[Chart and figure data]
start
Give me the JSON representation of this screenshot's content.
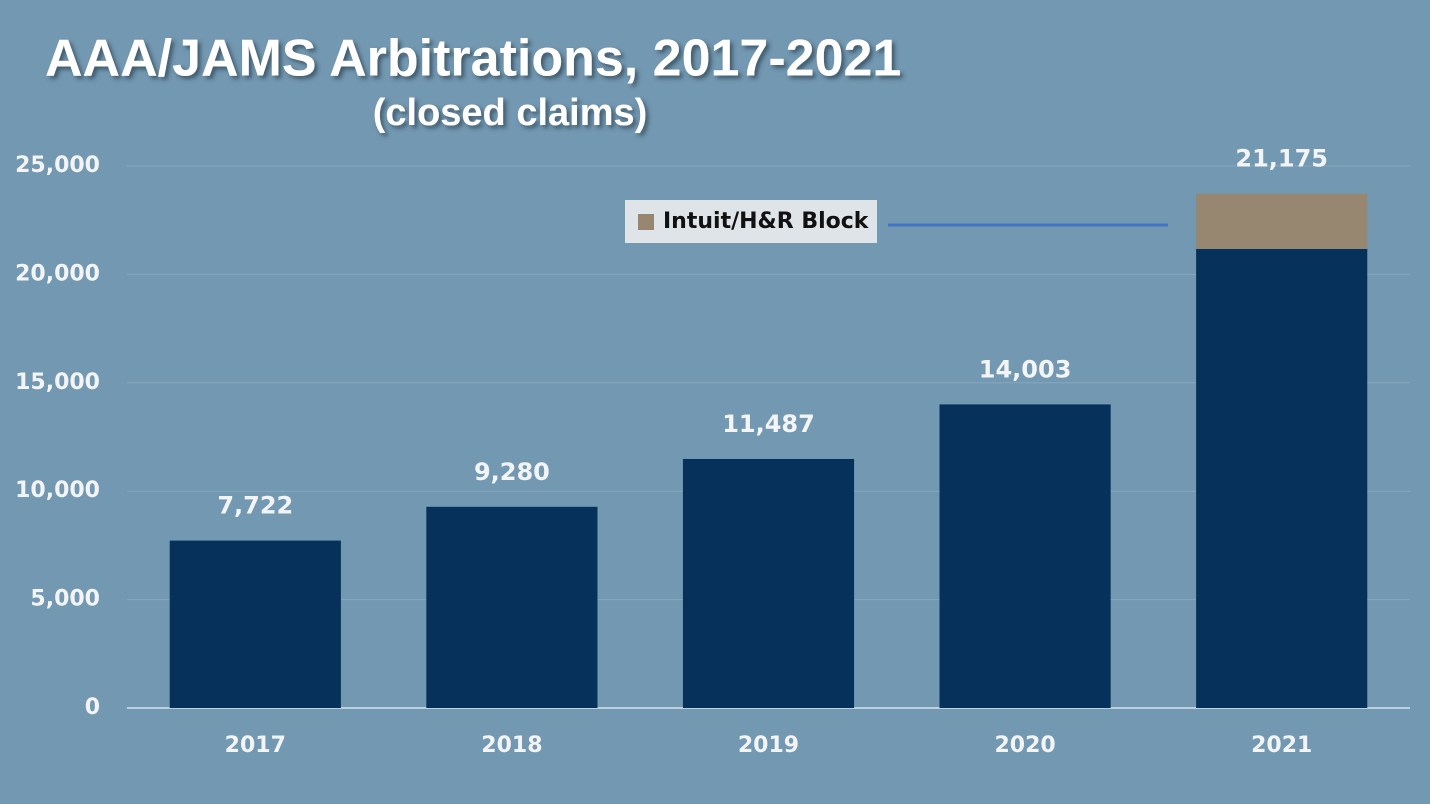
{
  "chart_data": {
    "type": "stacked_bar",
    "title": "AAA/JAMS Arbitrations, 2017-2021",
    "subtitle": "(closed claims)",
    "categories": [
      "2017",
      "2018",
      "2019",
      "2020",
      "2021"
    ],
    "series": [
      {
        "color": "#05315a",
        "values": [
          7722,
          9280,
          11487,
          14003,
          21175
        ],
        "value_labels": [
          "7,722",
          "9,280",
          "11,487",
          "14,003",
          "21,175"
        ]
      },
      {
        "name": "Intuit/H&R Block",
        "color": "#978670",
        "values": [
          null,
          null,
          null,
          null,
          2550
        ]
      }
    ],
    "ylim": [
      0,
      25000
    ],
    "yticks": [
      0,
      {
        "value": 5000,
        "label": "5,000"
      },
      {
        "value": 10000,
        "label": "10,000"
      },
      {
        "value": 15000,
        "label": "15,000"
      },
      {
        "value": 20000,
        "label": "20,000"
      },
      {
        "value": 25000,
        "label": "25,000"
      }
    ],
    "grid": true,
    "legend": "top"
  }
}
end
**What the task asks:** Print all of the records shown above exactly, leaving out each picture.

**Written reply:**
Give me the JSON representation of this screenshot's content.
{
  "chart_data": {
    "type": "stacked_bar",
    "title": "AAA/JAMS Arbitrations, 2017-2021",
    "subtitle": "(closed claims)",
    "categories": [
      "2017",
      "2018",
      "2019",
      "2020",
      "2021"
    ],
    "series": [
      {
        "color": "#05315a",
        "values": [
          7722,
          9280,
          11487,
          14003,
          21175
        ],
        "value_labels": [
          "7,722",
          "9,280",
          "11,487",
          "14,003",
          "21,175"
        ]
      },
      {
        "name": "Intuit/H&R Block",
        "color": "#978670",
        "values": [
          null,
          null,
          null,
          null,
          2550
        ]
      }
    ],
    "ylim": [
      0,
      25000
    ],
    "yticks": [
      0,
      {
        "value": 5000,
        "label": "5,000"
      },
      {
        "value": 10000,
        "label": "10,000"
      },
      {
        "value": 15000,
        "label": "15,000"
      },
      {
        "value": 20000,
        "label": "20,000"
      },
      {
        "value": 25000,
        "label": "25,000"
      }
    ],
    "grid": true,
    "legend": "top"
  }
}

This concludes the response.